#### Exercise input

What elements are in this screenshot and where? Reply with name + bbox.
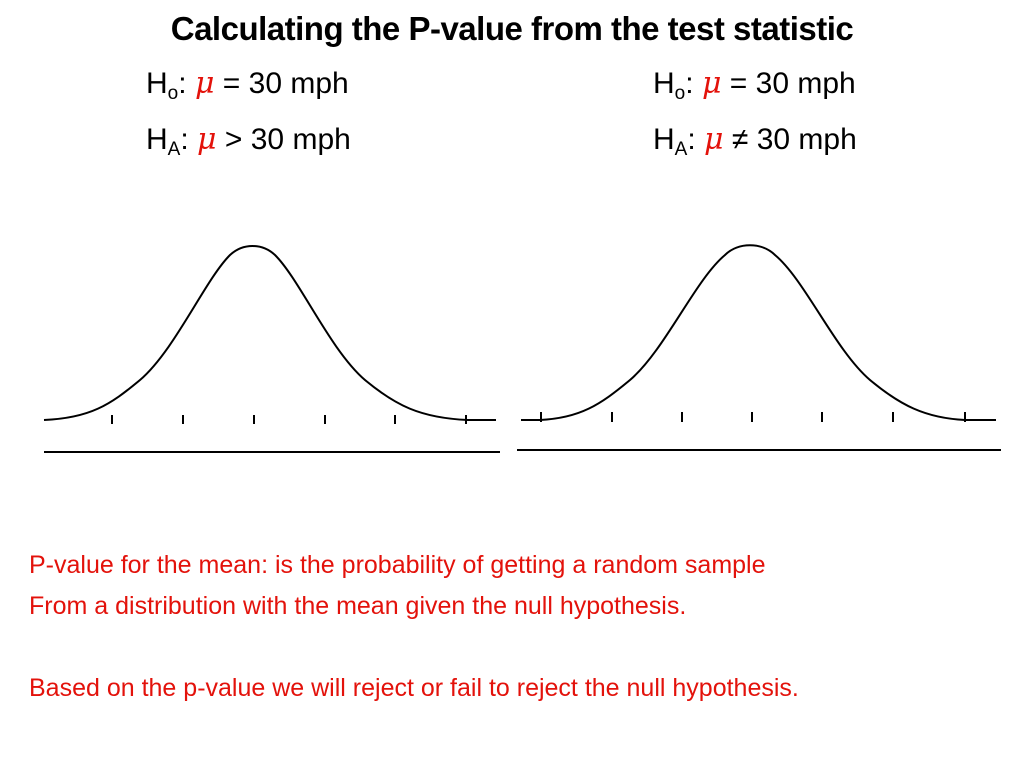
right-normal-curve <box>517 244 1001 451</box>
left-null-hypothesis: Ho: μ = 30 mph <box>146 64 349 104</box>
right-tick-marks <box>540 412 966 422</box>
hyp-statement: > 30 mph <box>224 123 351 156</box>
hyp-subscript: A <box>674 139 688 160</box>
pvalue-definition-line2: From a distribution with the mean given … <box>29 592 687 620</box>
hyp-letter: H <box>653 67 675 100</box>
hyp-letter: H <box>146 123 168 156</box>
right-bell-curve <box>521 244 996 421</box>
left-tick-marks <box>111 415 467 424</box>
hyp-statement: = 30 mph <box>222 67 349 100</box>
hyp-separator: : <box>180 123 189 156</box>
normal-curves-diagram <box>43 244 1001 453</box>
right-null-hypothesis: Ho: μ = 30 mph <box>653 64 856 104</box>
left-normal-curve <box>43 245 500 453</box>
mu-symbol: μ <box>197 122 217 157</box>
mu-symbol: μ <box>704 122 724 157</box>
pvalue-decision-note: Based on the p-value we will reject or f… <box>29 674 799 702</box>
hyp-subscript: A <box>167 139 181 160</box>
mu-symbol: μ <box>701 66 722 101</box>
hyp-statement: ≠ 30 mph <box>731 123 857 156</box>
pvalue-definition-line1: P-value for the mean: is the probability… <box>29 551 766 579</box>
left-alternative-hypothesis: HA: μ > 30 mph <box>146 120 351 160</box>
hyp-separator: : <box>178 67 187 100</box>
mu-symbol: μ <box>194 66 215 101</box>
hyp-letter: H <box>146 67 168 100</box>
hyp-subscript: o <box>674 83 686 104</box>
hyp-letter: H <box>653 123 675 156</box>
hyp-separator: : <box>687 123 696 156</box>
hyp-statement: = 30 mph <box>729 67 856 100</box>
hyp-subscript: o <box>167 83 179 104</box>
right-alternative-hypothesis: HA: μ ≠ 30 mph <box>653 120 857 160</box>
left-bell-curve <box>43 245 496 421</box>
slide-title: Calculating the P-value from the test st… <box>170 10 854 47</box>
hyp-separator: : <box>685 67 694 100</box>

########

■ Exercise instructions:
Duplicate every line of the listing above word for word, leaving out the picture placeholders.

■ Reply:
What elements are in this screenshot and where? Reply with name + bbox.
right-normal-curve <box>517 244 1001 451</box>
left-null-hypothesis: Ho: μ = 30 mph <box>146 64 349 104</box>
right-tick-marks <box>540 412 966 422</box>
hyp-statement: > 30 mph <box>224 123 351 156</box>
hyp-subscript: A <box>674 139 688 160</box>
pvalue-definition-line2: From a distribution with the mean given … <box>29 592 687 620</box>
hyp-letter: H <box>653 67 675 100</box>
hyp-letter: H <box>146 123 168 156</box>
right-bell-curve <box>521 244 996 421</box>
left-tick-marks <box>111 415 467 424</box>
hyp-statement: = 30 mph <box>222 67 349 100</box>
hyp-separator: : <box>180 123 189 156</box>
normal-curves-diagram <box>43 244 1001 453</box>
right-null-hypothesis: Ho: μ = 30 mph <box>653 64 856 104</box>
left-normal-curve <box>43 245 500 453</box>
mu-symbol: μ <box>197 122 217 157</box>
mu-symbol: μ <box>704 122 724 157</box>
pvalue-decision-note: Based on the p-value we will reject or f… <box>29 674 799 702</box>
hyp-subscript: A <box>167 139 181 160</box>
mu-symbol: μ <box>701 66 722 101</box>
hyp-statement: ≠ 30 mph <box>731 123 857 156</box>
pvalue-definition-line1: P-value for the mean: is the probability… <box>29 551 766 579</box>
left-alternative-hypothesis: HA: μ > 30 mph <box>146 120 351 160</box>
hyp-separator: : <box>178 67 187 100</box>
mu-symbol: μ <box>194 66 215 101</box>
hyp-letter: H <box>146 67 168 100</box>
hyp-subscript: o <box>674 83 686 104</box>
hyp-letter: H <box>653 123 675 156</box>
hyp-separator: : <box>687 123 696 156</box>
hyp-statement: = 30 mph <box>729 67 856 100</box>
hyp-subscript: o <box>167 83 179 104</box>
right-alternative-hypothesis: HA: μ ≠ 30 mph <box>653 120 857 160</box>
left-bell-curve <box>43 245 496 421</box>
slide-title: Calculating the P-value from the test st… <box>170 10 854 47</box>
hyp-separator: : <box>685 67 694 100</box>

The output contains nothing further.